(A block of data)

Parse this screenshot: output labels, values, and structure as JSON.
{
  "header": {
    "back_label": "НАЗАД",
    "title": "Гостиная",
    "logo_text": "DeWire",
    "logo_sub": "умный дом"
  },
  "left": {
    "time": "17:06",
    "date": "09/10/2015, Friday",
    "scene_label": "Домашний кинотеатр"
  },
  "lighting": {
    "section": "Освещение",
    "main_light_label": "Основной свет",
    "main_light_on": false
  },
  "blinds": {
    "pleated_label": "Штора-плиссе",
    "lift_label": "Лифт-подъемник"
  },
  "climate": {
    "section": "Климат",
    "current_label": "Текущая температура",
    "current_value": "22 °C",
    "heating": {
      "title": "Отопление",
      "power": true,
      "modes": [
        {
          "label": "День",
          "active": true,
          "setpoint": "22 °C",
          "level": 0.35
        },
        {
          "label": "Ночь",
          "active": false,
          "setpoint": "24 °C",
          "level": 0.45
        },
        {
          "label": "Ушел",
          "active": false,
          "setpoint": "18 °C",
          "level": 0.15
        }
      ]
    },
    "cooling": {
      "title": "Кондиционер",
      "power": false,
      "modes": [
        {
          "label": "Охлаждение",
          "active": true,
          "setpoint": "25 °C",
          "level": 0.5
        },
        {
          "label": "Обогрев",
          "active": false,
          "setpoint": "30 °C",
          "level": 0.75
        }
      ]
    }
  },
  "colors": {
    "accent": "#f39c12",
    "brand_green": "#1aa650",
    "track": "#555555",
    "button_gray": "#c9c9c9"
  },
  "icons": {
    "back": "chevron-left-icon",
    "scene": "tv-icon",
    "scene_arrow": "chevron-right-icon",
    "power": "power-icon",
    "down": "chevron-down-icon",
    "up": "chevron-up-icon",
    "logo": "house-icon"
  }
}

__What to do__.
Each record above should be repeated exactly as it appears.

__Written answer__.
Parse this screenshot: output labels, values, and structure as JSON.
{
  "header": {
    "back_label": "НАЗАД",
    "title": "Гостиная",
    "logo_text": "DeWire",
    "logo_sub": "умный дом"
  },
  "left": {
    "time": "17:06",
    "date": "09/10/2015, Friday",
    "scene_label": "Домашний кинотеатр"
  },
  "lighting": {
    "section": "Освещение",
    "main_light_label": "Основной свет",
    "main_light_on": false
  },
  "blinds": {
    "pleated_label": "Штора-плиссе",
    "lift_label": "Лифт-подъемник"
  },
  "climate": {
    "section": "Климат",
    "current_label": "Текущая температура",
    "current_value": "22 °C",
    "heating": {
      "title": "Отопление",
      "power": true,
      "modes": [
        {
          "label": "День",
          "active": true,
          "setpoint": "22 °C",
          "level": 0.35
        },
        {
          "label": "Ночь",
          "active": false,
          "setpoint": "24 °C",
          "level": 0.45
        },
        {
          "label": "Ушел",
          "active": false,
          "setpoint": "18 °C",
          "level": 0.15
        }
      ]
    },
    "cooling": {
      "title": "Кондиционер",
      "power": false,
      "modes": [
        {
          "label": "Охлаждение",
          "active": true,
          "setpoint": "25 °C",
          "level": 0.5
        },
        {
          "label": "Обогрев",
          "active": false,
          "setpoint": "30 °C",
          "level": 0.75
        }
      ]
    }
  },
  "colors": {
    "accent": "#f39c12",
    "brand_green": "#1aa650",
    "track": "#555555",
    "button_gray": "#c9c9c9"
  },
  "icons": {
    "back": "chevron-left-icon",
    "scene": "tv-icon",
    "scene_arrow": "chevron-right-icon",
    "power": "power-icon",
    "down": "chevron-down-icon",
    "up": "chevron-up-icon",
    "logo": "house-icon"
  }
}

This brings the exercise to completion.